▶ [Exercise prompt]: Reproduce the complete listing without any deviation.

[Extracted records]
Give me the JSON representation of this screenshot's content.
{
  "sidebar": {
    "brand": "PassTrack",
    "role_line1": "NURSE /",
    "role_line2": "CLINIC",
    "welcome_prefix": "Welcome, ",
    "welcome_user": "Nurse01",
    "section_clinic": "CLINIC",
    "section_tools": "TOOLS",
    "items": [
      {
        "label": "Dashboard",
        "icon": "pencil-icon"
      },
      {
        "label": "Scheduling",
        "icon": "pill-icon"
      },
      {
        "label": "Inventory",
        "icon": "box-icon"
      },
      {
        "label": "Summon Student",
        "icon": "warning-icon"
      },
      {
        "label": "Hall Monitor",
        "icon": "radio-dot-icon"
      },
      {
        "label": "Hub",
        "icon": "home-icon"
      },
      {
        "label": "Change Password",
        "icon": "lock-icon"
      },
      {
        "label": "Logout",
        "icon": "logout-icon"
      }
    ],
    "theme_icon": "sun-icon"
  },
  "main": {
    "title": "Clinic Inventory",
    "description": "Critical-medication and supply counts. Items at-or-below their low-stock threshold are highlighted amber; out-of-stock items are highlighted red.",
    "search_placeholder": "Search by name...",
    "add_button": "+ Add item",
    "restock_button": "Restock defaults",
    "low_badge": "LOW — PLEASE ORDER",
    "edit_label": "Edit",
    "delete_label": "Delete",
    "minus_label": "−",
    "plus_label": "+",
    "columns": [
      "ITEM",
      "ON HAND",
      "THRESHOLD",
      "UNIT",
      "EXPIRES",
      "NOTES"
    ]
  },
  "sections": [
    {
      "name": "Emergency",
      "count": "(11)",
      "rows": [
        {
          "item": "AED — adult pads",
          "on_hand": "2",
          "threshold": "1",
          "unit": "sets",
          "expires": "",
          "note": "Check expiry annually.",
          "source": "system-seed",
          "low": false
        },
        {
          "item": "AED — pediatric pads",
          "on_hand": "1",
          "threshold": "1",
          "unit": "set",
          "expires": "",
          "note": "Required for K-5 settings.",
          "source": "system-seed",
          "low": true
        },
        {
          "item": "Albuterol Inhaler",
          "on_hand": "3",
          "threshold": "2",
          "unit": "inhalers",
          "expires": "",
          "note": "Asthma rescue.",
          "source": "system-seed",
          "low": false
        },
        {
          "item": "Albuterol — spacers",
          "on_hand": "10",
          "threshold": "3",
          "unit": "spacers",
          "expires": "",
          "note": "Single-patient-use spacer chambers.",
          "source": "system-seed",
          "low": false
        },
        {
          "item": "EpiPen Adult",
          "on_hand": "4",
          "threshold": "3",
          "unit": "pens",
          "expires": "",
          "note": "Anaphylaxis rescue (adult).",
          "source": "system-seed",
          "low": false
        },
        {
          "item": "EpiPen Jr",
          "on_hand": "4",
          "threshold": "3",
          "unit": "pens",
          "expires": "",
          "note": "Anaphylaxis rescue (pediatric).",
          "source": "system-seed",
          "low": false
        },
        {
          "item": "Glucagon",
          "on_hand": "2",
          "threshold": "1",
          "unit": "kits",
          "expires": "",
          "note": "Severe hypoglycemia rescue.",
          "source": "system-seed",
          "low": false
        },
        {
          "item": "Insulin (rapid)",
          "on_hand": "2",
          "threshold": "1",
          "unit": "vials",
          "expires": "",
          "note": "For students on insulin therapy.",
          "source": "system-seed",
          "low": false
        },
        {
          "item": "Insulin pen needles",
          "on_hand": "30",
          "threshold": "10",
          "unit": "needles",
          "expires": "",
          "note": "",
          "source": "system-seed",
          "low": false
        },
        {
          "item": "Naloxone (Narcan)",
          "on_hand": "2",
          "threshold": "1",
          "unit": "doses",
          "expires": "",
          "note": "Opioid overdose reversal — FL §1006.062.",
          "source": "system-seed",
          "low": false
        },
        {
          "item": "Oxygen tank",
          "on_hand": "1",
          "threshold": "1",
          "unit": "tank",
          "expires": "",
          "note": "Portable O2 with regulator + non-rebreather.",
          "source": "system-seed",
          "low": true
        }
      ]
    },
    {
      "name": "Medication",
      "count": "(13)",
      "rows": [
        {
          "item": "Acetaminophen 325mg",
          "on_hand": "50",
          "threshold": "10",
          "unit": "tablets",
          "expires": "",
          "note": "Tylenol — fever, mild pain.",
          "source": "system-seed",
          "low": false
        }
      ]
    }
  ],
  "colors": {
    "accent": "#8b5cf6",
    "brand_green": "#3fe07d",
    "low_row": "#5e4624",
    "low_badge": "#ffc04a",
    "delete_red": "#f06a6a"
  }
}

▶ [Completed exercise]:
Give me the JSON representation of this screenshot's content.
{
  "sidebar": {
    "brand": "PassTrack",
    "role_line1": "NURSE /",
    "role_line2": "CLINIC",
    "welcome_prefix": "Welcome, ",
    "welcome_user": "Nurse01",
    "section_clinic": "CLINIC",
    "section_tools": "TOOLS",
    "items": [
      {
        "label": "Dashboard",
        "icon": "pencil-icon"
      },
      {
        "label": "Scheduling",
        "icon": "pill-icon"
      },
      {
        "label": "Inventory",
        "icon": "box-icon"
      },
      {
        "label": "Summon Student",
        "icon": "warning-icon"
      },
      {
        "label": "Hall Monitor",
        "icon": "radio-dot-icon"
      },
      {
        "label": "Hub",
        "icon": "home-icon"
      },
      {
        "label": "Change Password",
        "icon": "lock-icon"
      },
      {
        "label": "Logout",
        "icon": "logout-icon"
      }
    ],
    "theme_icon": "sun-icon"
  },
  "main": {
    "title": "Clinic Inventory",
    "description": "Critical-medication and supply counts. Items at-or-below their low-stock threshold are highlighted amber; out-of-stock items are highlighted red.",
    "search_placeholder": "Search by name...",
    "add_button": "+ Add item",
    "restock_button": "Restock defaults",
    "low_badge": "LOW — PLEASE ORDER",
    "edit_label": "Edit",
    "delete_label": "Delete",
    "minus_label": "−",
    "plus_label": "+",
    "columns": [
      "ITEM",
      "ON HAND",
      "THRESHOLD",
      "UNIT",
      "EXPIRES",
      "NOTES"
    ]
  },
  "sections": [
    {
      "name": "Emergency",
      "count": "(11)",
      "rows": [
        {
          "item": "AED — adult pads",
          "on_hand": "2",
          "threshold": "1",
          "unit": "sets",
          "expires": "",
          "note": "Check expiry annually.",
          "source": "system-seed",
          "low": false
        },
        {
          "item": "AED — pediatric pads",
          "on_hand": "1",
          "threshold": "1",
          "unit": "set",
          "expires": "",
          "note": "Required for K-5 settings.",
          "source": "system-seed",
          "low": true
        },
        {
          "item": "Albuterol Inhaler",
          "on_hand": "3",
          "threshold": "2",
          "unit": "inhalers",
          "expires": "",
          "note": "Asthma rescue.",
          "source": "system-seed",
          "low": false
        },
        {
          "item": "Albuterol — spacers",
          "on_hand": "10",
          "threshold": "3",
          "unit": "spacers",
          "expires": "",
          "note": "Single-patient-use spacer chambers.",
          "source": "system-seed",
          "low": false
        },
        {
          "item": "EpiPen Adult",
          "on_hand": "4",
          "threshold": "3",
          "unit": "pens",
          "expires": "",
          "note": "Anaphylaxis rescue (adult).",
          "source": "system-seed",
          "low": false
        },
        {
          "item": "EpiPen Jr",
          "on_hand": "4",
          "threshold": "3",
          "unit": "pens",
          "expires": "",
          "note": "Anaphylaxis rescue (pediatric).",
          "source": "system-seed",
          "low": false
        },
        {
          "item": "Glucagon",
          "on_hand": "2",
          "threshold": "1",
          "unit": "kits",
          "expires": "",
          "note": "Severe hypoglycemia rescue.",
          "source": "system-seed",
          "low": false
        },
        {
          "item": "Insulin (rapid)",
          "on_hand": "2",
          "threshold": "1",
          "unit": "vials",
          "expires": "",
          "note": "For students on insulin therapy.",
          "source": "system-seed",
          "low": false
        },
        {
          "item": "Insulin pen needles",
          "on_hand": "30",
          "threshold": "10",
          "unit": "needles",
          "expires": "",
          "note": "",
          "source": "system-seed",
          "low": false
        },
        {
          "item": "Naloxone (Narcan)",
          "on_hand": "2",
          "threshold": "1",
          "unit": "doses",
          "expires": "",
          "note": "Opioid overdose reversal — FL §1006.062.",
          "source": "system-seed",
          "low": false
        },
        {
          "item": "Oxygen tank",
          "on_hand": "1",
          "threshold": "1",
          "unit": "tank",
          "expires": "",
          "note": "Portable O2 with regulator + non-rebreather.",
          "source": "system-seed",
          "low": true
        }
      ]
    },
    {
      "name": "Medication",
      "count": "(13)",
      "rows": [
        {
          "item": "Acetaminophen 325mg",
          "on_hand": "50",
          "threshold": "10",
          "unit": "tablets",
          "expires": "",
          "note": "Tylenol — fever, mild pain.",
          "source": "system-seed",
          "low": false
        }
      ]
    }
  ],
  "colors": {
    "accent": "#8b5cf6",
    "brand_green": "#3fe07d",
    "low_row": "#5e4624",
    "low_badge": "#ffc04a",
    "delete_red": "#f06a6a"
  }
}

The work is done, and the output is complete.